TASK BRIEF
In the abstract on reconstructing Neurobiotin-filled neurons, which antibody was used to locate GABAergic pre-synaptic terminals?

PAGE TEXT
++++

A method for the three-dimensional reconstruction of Neurobiotin™-filled neurons and the location of their synaptic inputs

Here, we describe a robust method for mapping the number and type of neuro-chemically distinct synaptic inputs that a single reconstructed neuron receives. We have used individual hypoglossal motor neurons filled with Neurobiotin by semi-loose seal electroporation in thick brainstem slices. These filled motor neurons were then processed for excitatory and inhibitory synaptic inputs, using immunohistochemical-labeling procedures. For excitatory synapses, we used anti-VGLUT2 to locate glutamatergic pre-synaptic terminals and anti-PSD-95 to locate post-synaptic specializations on and within the surface of these filled motor neurons. For inhibitory synapses, we used anti-VGAT to locate GABAergic pre-synaptic terminals and anti-GABA-A receptor subunit a1 to locate the post-synaptic domain. The Neurobiotin-filled and immuno-labeled motor neuron was then processed for optical sectioning using confocal microscopy. The morphology of the motor neuron including its dendritic tree and the distribution of excitatory and inhibitory synapses were then determined by three-dimensional reconstruction using IMARIS software (Bitplane). Using surface rendering, fluorescence thresholding, and masking of unwanted immuno-labeling, tools found in IMARIS, we were able to obtain an accurate 3D structure of an individual neuron including the number and location of its glutamatergic and GABAergic synaptic inputs. The power of this method allows for a rapid morphological confirmation of the post-synaptic responses recorded by patch-clamp prior to Neurobiotin filling. Finally, we show that this method can be adapted to super-resolution microscopy techniques, which will enhance its applicability to the study of neural circuits at the level of synapses.

++++

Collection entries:
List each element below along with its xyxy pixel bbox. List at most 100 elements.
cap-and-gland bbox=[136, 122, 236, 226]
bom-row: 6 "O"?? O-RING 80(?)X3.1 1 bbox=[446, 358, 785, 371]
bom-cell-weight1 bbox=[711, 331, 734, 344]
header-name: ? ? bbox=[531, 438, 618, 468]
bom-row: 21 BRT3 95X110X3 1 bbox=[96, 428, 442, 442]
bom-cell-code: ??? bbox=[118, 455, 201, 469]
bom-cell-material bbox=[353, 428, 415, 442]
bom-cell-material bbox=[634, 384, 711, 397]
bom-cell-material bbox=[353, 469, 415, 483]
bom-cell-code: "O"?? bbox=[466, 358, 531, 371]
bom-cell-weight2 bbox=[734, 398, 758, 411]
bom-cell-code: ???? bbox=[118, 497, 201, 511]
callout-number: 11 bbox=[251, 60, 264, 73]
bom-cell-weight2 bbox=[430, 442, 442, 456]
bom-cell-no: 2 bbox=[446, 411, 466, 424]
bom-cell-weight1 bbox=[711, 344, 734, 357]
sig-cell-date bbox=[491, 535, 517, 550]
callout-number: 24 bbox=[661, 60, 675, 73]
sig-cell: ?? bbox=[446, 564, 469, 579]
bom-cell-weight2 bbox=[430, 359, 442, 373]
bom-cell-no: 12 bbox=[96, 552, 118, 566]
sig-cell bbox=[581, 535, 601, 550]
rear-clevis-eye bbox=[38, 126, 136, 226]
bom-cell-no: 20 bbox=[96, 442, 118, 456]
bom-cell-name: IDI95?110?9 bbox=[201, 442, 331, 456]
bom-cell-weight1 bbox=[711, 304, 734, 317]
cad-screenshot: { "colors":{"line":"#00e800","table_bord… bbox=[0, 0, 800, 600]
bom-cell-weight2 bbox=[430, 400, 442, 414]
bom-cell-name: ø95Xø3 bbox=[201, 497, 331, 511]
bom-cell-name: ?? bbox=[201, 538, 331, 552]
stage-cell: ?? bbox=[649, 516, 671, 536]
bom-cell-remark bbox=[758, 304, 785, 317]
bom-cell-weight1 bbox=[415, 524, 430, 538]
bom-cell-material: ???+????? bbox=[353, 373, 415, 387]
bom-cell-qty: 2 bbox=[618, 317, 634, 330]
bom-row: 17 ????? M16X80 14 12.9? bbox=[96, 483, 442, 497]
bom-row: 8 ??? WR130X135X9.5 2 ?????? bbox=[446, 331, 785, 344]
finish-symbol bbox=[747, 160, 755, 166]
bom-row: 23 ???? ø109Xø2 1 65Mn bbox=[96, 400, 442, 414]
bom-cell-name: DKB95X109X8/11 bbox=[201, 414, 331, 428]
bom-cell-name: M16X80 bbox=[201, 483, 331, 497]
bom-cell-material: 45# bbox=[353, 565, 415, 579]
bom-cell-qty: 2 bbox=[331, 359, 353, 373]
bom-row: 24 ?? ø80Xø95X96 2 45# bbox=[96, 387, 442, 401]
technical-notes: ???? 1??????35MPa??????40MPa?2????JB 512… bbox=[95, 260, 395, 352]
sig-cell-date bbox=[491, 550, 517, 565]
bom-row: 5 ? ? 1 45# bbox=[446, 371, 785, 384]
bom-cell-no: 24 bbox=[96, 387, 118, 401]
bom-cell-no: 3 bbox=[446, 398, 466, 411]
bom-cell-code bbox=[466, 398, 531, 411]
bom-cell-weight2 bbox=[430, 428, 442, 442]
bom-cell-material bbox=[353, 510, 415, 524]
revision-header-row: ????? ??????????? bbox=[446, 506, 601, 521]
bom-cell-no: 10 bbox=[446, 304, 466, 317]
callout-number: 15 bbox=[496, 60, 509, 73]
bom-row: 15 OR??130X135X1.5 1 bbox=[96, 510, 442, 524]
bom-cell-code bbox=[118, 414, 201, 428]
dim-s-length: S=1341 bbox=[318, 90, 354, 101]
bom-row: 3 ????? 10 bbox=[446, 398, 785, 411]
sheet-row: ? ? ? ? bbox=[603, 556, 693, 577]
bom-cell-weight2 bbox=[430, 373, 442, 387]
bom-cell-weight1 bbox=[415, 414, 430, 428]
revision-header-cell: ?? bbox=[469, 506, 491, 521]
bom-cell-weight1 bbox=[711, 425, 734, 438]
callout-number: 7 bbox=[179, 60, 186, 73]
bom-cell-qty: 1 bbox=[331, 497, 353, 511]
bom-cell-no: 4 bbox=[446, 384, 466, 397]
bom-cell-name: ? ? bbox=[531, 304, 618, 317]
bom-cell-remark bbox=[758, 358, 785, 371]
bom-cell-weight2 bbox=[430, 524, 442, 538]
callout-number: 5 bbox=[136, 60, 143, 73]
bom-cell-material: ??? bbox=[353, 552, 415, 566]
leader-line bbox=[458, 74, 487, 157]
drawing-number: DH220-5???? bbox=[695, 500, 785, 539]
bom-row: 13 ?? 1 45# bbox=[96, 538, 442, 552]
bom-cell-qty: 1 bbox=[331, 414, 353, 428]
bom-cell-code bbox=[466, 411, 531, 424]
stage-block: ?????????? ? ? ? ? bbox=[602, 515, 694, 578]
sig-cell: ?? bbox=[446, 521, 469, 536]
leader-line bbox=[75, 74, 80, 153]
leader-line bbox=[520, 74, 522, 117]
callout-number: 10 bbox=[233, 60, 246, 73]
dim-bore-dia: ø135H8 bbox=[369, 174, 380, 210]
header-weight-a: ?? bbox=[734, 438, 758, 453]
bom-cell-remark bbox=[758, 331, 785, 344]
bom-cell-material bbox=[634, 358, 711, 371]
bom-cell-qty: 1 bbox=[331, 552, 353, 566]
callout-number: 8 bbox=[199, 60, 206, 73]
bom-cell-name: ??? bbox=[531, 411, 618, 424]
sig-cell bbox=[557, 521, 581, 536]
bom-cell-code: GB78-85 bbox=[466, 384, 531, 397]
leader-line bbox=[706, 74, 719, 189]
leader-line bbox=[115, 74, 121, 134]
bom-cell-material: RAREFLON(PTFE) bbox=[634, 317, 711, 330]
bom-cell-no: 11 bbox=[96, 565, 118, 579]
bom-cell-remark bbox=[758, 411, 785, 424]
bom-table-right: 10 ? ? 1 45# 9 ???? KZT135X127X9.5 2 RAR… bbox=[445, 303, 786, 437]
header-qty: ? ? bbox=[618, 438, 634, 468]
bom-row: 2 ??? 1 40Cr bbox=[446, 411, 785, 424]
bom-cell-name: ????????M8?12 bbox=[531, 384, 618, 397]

++++

RESULT OF THE TASK
Anti-VGAT.